Entries from a visual dataset:
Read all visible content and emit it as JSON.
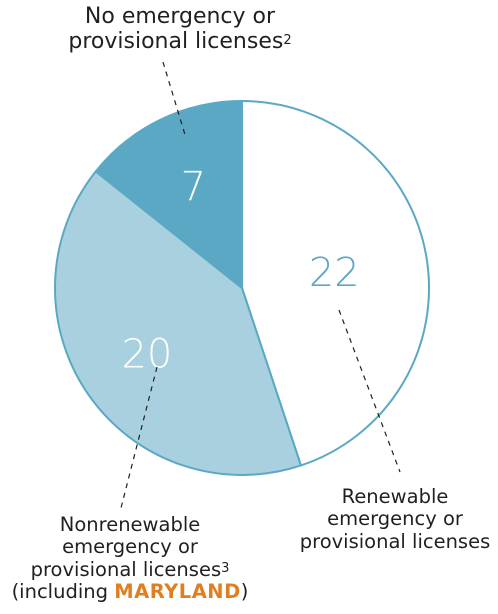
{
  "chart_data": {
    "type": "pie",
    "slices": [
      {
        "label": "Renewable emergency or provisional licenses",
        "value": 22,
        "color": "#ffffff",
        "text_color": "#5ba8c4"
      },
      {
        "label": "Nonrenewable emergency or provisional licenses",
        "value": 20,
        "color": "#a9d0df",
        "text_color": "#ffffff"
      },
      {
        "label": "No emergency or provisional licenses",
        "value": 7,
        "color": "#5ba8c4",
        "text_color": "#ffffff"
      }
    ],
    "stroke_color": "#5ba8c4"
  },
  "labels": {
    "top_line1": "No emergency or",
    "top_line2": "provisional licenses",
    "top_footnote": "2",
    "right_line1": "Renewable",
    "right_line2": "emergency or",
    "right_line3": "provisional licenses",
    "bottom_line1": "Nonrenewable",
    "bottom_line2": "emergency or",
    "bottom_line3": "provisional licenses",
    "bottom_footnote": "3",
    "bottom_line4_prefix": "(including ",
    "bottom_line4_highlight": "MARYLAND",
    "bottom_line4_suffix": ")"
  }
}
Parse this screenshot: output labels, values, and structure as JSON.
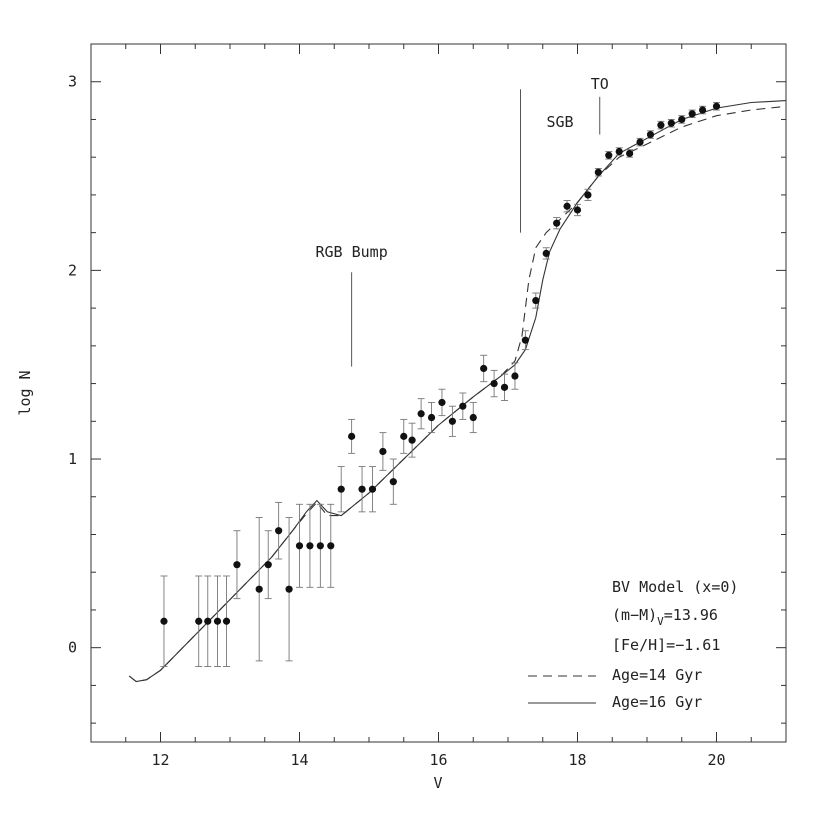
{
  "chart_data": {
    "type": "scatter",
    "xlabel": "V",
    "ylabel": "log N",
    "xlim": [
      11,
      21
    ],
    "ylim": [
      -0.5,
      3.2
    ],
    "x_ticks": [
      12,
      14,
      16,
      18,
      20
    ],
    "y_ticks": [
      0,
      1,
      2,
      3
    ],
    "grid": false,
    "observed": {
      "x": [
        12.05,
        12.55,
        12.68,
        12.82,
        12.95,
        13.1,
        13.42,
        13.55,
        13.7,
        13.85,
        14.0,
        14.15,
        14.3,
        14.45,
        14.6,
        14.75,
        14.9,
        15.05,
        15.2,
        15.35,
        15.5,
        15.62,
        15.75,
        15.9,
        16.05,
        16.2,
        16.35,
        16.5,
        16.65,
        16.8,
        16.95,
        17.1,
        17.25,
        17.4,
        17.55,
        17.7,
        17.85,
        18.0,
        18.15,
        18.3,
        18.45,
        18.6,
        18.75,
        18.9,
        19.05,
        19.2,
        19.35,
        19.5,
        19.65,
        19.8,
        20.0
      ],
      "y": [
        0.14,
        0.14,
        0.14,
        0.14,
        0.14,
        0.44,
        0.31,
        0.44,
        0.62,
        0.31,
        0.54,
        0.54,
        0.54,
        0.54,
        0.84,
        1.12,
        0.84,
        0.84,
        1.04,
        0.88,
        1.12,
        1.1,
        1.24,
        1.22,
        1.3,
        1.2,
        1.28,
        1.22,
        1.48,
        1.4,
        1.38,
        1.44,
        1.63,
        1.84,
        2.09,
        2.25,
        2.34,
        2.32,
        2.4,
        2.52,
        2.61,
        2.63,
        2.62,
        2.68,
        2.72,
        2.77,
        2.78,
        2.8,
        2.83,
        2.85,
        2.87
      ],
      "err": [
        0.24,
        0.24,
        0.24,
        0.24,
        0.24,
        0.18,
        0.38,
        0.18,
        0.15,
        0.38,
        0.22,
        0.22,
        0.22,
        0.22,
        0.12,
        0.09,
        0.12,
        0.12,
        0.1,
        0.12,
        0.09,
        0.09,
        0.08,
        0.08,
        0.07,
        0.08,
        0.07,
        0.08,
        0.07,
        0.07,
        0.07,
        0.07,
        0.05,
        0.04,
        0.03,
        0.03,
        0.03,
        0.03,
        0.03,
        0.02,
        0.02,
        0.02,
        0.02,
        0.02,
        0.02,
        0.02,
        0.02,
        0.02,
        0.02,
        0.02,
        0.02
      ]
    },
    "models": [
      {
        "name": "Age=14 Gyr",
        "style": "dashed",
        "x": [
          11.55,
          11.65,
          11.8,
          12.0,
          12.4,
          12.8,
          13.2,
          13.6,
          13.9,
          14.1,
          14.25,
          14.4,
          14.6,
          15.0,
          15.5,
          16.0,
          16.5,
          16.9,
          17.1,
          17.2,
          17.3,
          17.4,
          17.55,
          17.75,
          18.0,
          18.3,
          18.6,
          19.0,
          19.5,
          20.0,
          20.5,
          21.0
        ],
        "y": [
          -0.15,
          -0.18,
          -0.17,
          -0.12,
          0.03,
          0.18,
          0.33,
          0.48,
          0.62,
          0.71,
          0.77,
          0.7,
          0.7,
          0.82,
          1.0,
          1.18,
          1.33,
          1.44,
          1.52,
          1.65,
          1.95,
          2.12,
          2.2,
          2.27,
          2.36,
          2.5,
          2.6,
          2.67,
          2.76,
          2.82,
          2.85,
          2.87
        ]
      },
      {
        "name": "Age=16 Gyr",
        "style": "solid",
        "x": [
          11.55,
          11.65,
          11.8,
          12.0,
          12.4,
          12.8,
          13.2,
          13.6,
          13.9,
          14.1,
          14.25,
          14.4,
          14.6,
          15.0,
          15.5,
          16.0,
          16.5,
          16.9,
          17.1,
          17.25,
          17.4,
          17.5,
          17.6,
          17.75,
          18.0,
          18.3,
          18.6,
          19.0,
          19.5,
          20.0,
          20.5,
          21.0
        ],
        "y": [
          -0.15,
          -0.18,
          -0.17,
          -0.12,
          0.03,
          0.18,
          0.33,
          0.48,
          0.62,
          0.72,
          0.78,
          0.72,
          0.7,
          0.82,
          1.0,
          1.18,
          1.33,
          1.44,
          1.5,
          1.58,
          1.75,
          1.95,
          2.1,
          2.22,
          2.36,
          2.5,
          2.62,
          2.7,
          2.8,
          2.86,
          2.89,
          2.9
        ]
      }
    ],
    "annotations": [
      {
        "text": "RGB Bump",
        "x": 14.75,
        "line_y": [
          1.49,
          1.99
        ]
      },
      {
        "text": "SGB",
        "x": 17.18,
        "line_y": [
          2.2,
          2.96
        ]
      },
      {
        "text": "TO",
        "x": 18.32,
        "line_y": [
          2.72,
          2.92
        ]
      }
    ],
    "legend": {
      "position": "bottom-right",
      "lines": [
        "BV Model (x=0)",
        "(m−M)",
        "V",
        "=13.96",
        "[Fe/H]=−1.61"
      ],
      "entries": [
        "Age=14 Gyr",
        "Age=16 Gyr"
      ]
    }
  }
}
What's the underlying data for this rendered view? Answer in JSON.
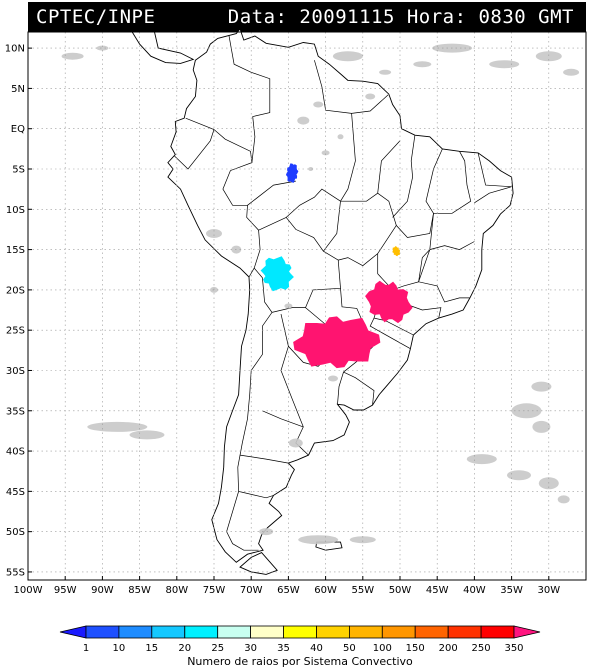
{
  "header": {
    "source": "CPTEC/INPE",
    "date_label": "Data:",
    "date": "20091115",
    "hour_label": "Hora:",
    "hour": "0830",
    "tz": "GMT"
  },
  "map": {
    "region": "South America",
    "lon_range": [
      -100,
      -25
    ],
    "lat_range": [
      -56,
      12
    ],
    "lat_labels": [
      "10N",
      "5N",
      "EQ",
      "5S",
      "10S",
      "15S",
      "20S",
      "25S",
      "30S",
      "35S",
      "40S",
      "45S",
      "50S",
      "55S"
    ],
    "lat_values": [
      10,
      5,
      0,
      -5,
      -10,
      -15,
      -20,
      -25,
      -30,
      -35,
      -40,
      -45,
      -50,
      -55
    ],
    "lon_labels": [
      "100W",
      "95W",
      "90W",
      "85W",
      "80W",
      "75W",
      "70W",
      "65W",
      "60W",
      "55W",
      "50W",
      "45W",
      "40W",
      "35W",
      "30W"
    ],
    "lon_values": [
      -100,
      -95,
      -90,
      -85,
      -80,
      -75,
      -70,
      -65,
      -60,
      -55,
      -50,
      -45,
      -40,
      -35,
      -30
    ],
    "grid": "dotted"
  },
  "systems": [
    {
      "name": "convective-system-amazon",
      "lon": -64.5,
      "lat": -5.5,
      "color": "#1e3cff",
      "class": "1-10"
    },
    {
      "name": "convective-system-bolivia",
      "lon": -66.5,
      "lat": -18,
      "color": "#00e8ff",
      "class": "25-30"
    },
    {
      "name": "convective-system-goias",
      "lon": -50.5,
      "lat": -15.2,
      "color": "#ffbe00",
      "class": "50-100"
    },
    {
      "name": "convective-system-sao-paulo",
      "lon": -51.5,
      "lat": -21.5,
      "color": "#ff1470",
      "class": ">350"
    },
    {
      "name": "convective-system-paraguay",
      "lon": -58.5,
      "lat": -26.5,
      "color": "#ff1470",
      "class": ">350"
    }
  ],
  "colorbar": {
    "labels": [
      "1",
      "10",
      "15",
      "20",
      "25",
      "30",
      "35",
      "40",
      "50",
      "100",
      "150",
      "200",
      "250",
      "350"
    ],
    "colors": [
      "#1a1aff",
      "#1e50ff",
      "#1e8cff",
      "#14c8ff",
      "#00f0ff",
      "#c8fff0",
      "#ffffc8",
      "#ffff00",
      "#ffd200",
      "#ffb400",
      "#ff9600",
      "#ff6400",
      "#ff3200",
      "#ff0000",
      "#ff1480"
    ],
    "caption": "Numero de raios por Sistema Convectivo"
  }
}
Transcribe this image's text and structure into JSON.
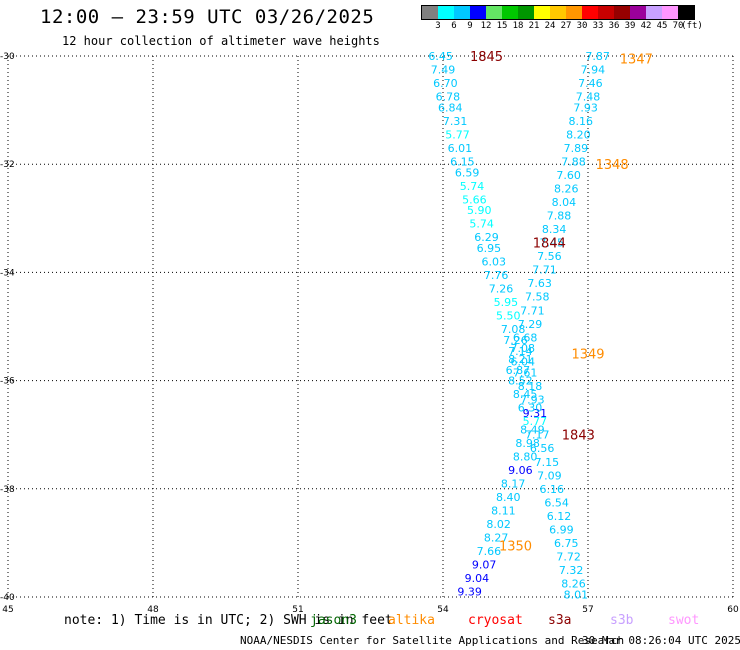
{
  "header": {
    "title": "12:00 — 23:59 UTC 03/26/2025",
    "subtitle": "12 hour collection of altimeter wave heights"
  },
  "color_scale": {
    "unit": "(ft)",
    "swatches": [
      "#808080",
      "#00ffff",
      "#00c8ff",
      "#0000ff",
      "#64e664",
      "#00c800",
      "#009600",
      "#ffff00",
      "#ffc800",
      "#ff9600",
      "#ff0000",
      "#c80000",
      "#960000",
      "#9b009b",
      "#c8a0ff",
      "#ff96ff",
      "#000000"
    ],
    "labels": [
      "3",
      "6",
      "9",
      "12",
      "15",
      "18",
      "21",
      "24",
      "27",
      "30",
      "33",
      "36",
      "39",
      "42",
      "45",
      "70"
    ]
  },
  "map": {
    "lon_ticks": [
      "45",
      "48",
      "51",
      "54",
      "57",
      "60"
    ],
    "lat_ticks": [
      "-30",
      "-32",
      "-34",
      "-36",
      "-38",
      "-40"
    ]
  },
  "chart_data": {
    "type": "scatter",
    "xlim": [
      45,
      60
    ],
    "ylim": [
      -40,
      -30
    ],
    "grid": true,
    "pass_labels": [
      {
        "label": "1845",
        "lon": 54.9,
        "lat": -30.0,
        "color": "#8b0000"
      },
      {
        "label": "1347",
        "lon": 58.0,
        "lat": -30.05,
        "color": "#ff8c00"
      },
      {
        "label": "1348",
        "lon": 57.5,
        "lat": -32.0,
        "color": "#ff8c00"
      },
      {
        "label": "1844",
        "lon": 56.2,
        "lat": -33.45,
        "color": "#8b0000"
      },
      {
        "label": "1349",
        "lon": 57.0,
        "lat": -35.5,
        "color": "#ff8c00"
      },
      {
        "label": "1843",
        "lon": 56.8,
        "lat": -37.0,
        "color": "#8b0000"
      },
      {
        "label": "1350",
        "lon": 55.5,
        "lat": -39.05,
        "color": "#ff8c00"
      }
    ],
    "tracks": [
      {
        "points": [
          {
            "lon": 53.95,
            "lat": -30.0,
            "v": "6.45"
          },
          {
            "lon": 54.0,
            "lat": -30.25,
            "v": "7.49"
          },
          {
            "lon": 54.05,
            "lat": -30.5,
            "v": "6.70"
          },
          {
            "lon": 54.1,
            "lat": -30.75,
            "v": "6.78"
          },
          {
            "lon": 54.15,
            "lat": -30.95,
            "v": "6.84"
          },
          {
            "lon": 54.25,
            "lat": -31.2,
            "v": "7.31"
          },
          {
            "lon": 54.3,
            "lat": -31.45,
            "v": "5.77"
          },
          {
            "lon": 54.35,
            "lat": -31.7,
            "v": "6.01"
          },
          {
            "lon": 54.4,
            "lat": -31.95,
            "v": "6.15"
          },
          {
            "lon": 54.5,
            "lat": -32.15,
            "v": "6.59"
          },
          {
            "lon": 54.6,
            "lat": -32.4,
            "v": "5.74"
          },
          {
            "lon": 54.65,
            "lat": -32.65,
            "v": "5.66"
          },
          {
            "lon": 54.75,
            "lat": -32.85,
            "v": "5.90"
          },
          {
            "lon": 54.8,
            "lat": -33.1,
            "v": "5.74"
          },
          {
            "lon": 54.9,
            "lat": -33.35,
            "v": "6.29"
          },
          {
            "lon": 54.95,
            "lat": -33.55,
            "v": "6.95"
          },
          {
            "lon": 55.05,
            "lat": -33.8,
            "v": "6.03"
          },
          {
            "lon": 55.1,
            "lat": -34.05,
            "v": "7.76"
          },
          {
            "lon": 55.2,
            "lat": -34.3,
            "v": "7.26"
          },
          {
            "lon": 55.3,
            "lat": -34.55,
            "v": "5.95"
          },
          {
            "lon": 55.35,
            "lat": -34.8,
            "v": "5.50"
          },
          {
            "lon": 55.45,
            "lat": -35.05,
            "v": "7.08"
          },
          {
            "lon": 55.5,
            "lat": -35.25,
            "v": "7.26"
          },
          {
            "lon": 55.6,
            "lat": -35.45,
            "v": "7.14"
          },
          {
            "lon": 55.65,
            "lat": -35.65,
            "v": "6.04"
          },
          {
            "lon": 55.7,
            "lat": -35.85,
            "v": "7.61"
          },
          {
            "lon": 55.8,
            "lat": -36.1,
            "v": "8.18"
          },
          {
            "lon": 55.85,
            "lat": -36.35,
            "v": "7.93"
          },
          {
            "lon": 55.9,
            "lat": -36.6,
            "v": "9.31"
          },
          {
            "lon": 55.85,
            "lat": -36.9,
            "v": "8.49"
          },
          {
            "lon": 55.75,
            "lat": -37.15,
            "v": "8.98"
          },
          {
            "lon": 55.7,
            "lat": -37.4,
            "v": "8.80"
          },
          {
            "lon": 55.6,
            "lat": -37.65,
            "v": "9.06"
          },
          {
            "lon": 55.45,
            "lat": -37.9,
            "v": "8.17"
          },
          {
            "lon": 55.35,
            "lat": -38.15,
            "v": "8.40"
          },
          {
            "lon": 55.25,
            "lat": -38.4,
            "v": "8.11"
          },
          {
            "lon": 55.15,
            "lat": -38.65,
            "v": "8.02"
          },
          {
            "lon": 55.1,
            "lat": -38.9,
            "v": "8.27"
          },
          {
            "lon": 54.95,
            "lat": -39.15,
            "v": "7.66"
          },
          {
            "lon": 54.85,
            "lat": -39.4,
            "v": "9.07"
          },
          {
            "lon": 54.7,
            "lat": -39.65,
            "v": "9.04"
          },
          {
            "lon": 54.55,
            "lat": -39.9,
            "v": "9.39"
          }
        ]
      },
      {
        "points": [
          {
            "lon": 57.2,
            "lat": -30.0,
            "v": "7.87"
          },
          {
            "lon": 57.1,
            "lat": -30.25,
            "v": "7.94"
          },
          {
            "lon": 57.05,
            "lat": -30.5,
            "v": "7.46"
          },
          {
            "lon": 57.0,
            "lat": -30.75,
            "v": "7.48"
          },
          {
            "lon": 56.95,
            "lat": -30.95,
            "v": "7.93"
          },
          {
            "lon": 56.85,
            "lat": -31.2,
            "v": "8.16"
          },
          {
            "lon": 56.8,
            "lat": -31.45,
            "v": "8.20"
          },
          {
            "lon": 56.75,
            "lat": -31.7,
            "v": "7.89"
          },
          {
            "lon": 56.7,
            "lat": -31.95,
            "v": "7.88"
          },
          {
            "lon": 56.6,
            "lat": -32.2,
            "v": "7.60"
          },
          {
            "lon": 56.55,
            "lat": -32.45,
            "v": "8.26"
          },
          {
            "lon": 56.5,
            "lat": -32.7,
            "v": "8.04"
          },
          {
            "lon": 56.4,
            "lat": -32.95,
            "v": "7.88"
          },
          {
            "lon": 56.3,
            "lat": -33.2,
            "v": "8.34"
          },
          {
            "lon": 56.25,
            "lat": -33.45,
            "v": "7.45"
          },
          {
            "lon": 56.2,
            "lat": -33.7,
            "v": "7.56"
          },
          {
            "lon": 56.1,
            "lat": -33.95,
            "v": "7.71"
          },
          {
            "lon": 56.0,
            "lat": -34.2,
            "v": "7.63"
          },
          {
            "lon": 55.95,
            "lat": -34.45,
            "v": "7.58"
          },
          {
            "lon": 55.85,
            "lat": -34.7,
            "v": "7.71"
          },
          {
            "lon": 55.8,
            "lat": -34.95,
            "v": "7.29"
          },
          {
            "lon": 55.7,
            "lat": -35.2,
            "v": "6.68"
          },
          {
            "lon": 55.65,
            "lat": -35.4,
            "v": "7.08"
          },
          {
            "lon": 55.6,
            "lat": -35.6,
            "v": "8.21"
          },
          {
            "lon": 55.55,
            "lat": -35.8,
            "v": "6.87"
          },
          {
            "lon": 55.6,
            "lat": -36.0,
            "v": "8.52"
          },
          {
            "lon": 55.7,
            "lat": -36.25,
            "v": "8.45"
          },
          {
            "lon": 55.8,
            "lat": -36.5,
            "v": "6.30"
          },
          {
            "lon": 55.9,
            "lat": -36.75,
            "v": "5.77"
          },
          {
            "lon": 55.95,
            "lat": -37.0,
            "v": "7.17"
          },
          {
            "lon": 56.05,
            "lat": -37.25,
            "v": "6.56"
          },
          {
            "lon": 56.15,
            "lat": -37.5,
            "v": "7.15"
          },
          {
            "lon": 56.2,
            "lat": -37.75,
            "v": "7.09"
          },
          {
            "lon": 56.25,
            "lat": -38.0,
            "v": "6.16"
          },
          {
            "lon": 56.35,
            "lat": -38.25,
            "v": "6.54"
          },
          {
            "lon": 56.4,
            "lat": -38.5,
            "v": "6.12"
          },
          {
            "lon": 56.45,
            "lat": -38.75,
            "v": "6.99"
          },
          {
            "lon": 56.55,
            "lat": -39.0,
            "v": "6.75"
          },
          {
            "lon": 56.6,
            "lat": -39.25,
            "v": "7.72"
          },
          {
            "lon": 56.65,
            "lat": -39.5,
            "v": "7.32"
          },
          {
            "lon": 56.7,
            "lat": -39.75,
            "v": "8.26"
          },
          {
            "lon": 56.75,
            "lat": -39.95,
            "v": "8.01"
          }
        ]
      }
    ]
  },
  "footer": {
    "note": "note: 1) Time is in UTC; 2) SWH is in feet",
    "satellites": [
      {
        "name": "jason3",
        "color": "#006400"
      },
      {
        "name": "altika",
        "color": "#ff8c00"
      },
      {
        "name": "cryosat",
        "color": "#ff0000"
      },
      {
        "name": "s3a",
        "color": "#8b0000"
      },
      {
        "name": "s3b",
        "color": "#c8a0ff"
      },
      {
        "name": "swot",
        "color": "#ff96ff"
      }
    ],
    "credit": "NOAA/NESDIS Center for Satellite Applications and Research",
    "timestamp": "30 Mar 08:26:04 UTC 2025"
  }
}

DIRECTIVE — Only the number is wanted: how many lines in the entries above contain the word "licenses"?

RESULT OF THIS TASK — 6